↓

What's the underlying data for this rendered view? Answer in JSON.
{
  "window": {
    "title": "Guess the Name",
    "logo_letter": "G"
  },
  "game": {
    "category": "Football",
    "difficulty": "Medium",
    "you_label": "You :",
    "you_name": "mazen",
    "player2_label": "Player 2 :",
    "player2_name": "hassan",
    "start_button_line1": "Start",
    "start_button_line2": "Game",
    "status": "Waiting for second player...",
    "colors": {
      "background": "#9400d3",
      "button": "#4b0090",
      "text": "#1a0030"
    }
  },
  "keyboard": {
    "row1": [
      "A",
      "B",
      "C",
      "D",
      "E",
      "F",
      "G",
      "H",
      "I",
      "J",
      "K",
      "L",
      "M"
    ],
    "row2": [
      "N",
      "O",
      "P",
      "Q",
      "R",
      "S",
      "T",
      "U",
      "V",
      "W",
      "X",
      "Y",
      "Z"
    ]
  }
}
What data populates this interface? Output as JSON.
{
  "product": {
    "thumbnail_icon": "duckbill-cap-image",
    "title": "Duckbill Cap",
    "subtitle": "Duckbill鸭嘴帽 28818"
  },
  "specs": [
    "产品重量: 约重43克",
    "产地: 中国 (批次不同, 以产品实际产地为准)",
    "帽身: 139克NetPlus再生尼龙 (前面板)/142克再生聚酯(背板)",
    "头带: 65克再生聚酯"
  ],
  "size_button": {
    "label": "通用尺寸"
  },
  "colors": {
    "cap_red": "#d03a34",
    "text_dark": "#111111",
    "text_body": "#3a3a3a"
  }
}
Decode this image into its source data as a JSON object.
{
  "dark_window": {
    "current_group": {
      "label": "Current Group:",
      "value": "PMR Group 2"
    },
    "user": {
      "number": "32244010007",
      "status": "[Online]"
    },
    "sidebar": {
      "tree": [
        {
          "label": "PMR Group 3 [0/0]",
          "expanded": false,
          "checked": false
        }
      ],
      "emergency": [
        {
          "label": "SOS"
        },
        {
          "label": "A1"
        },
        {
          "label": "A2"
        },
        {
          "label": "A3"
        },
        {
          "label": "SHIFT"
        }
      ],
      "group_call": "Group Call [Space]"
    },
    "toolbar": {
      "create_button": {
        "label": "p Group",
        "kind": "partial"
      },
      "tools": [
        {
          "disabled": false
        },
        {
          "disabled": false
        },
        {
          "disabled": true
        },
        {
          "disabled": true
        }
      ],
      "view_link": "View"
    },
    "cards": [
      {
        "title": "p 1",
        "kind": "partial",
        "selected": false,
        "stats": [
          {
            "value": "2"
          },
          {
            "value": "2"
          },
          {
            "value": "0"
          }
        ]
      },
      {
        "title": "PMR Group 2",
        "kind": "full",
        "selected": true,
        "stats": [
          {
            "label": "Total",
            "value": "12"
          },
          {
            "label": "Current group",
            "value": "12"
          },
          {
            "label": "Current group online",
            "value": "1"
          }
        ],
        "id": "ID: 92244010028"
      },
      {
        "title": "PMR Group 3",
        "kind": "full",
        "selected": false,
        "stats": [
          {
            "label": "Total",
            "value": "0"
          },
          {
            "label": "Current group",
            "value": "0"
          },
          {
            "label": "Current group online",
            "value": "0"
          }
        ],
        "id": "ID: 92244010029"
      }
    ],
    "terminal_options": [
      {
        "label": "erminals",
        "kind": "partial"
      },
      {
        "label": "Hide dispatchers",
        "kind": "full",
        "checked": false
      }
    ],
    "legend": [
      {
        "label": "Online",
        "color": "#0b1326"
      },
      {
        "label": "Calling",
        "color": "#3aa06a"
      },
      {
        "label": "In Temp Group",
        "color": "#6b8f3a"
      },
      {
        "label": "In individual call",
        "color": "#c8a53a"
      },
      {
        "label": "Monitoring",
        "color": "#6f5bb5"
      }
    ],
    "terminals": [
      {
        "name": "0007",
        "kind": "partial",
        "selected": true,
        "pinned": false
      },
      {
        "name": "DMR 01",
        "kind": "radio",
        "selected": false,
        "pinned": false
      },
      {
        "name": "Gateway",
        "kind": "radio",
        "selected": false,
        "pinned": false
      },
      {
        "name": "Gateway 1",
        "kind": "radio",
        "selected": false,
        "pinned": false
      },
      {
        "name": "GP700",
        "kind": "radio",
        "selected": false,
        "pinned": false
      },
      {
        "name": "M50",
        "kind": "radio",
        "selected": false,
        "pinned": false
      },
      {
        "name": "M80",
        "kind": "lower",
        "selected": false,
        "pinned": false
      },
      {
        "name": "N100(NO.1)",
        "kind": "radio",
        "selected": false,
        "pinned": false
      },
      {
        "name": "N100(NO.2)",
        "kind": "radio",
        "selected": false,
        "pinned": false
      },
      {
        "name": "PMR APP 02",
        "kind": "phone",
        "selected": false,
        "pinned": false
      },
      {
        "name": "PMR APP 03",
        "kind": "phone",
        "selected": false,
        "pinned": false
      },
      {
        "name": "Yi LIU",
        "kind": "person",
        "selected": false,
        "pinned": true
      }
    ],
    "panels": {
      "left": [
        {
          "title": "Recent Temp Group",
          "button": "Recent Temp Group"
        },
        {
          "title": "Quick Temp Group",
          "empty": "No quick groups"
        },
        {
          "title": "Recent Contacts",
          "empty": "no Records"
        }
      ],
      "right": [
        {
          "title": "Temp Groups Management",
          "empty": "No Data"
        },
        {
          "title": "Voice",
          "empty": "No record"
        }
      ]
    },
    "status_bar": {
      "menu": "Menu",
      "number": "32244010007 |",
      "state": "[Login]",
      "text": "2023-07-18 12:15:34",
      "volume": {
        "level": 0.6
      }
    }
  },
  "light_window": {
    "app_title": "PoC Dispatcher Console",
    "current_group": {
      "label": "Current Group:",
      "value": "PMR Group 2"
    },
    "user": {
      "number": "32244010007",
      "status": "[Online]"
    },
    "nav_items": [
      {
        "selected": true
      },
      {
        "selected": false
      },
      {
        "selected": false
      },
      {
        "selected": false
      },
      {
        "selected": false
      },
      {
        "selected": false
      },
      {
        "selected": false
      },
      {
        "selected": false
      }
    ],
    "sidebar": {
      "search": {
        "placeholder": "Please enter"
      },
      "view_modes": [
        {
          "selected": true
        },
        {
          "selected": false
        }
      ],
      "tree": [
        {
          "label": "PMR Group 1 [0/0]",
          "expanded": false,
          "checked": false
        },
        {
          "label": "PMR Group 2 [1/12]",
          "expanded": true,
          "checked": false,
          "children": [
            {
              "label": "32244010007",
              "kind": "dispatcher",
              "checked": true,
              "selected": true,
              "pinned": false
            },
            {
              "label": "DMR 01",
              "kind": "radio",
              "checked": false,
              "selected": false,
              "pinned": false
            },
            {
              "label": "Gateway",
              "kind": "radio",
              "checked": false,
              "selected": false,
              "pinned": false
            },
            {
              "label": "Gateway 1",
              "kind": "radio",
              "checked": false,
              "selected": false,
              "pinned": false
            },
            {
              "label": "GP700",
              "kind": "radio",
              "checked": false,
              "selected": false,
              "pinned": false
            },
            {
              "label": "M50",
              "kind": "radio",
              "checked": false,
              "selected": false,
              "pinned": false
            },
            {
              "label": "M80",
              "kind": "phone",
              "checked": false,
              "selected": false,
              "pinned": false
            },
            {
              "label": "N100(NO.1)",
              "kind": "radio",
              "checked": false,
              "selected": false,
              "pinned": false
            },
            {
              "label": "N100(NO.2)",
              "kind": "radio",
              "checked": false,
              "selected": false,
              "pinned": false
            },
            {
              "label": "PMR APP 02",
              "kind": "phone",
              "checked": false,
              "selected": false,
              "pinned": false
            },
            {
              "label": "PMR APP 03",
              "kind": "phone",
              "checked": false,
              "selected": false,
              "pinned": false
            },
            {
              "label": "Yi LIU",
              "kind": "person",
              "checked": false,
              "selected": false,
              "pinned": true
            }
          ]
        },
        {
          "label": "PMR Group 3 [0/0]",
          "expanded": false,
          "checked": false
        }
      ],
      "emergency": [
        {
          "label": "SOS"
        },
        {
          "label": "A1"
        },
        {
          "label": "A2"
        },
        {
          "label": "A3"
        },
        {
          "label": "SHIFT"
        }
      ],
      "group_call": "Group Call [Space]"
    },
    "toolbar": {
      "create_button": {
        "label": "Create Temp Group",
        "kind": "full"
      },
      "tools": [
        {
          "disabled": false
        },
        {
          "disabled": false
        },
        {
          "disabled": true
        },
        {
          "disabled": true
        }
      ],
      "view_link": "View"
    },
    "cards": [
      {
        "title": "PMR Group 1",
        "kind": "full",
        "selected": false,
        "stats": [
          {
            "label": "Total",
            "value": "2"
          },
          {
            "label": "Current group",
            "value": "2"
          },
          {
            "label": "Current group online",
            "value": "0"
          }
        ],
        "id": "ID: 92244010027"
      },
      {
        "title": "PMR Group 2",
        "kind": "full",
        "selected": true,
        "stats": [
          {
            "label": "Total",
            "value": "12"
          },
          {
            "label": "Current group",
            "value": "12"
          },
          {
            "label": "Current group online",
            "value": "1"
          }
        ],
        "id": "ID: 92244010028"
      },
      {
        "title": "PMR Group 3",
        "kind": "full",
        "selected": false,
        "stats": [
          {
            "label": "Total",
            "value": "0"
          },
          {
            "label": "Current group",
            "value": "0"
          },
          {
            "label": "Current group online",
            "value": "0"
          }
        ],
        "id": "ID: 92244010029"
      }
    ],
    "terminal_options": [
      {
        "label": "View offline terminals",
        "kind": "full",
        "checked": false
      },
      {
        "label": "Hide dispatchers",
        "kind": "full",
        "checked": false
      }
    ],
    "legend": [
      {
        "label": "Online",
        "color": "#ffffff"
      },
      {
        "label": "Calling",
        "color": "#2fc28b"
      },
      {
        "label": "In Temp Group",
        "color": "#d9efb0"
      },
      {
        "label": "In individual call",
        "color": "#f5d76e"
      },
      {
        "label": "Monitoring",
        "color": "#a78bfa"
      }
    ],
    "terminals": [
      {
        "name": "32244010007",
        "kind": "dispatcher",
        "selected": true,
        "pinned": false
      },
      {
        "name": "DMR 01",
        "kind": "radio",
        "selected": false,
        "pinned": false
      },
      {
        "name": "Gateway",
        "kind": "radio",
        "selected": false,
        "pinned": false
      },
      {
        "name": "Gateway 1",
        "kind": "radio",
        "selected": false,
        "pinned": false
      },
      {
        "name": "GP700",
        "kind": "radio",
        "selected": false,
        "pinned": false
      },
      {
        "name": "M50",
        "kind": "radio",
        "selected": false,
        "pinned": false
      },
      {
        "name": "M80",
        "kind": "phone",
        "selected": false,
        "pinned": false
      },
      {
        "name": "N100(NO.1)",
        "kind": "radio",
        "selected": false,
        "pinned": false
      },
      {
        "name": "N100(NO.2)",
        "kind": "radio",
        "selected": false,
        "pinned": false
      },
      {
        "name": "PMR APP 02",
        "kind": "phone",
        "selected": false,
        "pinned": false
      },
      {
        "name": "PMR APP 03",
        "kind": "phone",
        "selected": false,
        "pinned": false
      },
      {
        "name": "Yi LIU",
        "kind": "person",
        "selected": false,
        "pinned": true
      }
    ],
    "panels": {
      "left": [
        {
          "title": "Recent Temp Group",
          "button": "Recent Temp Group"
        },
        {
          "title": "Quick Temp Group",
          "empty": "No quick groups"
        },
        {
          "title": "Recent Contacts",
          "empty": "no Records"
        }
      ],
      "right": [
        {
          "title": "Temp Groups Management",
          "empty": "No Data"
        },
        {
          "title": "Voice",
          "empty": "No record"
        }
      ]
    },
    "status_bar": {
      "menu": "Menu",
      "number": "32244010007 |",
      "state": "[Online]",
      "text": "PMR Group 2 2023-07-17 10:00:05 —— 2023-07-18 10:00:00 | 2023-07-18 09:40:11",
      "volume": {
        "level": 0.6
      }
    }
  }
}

↑

● REQUIREMENTS:
Pull out each line holding the string "image".

● COMPLETED EXERCISE:
    "thumbnail_icon": "duckbill-cap-image",
Decode this image into its source data as a JSON object.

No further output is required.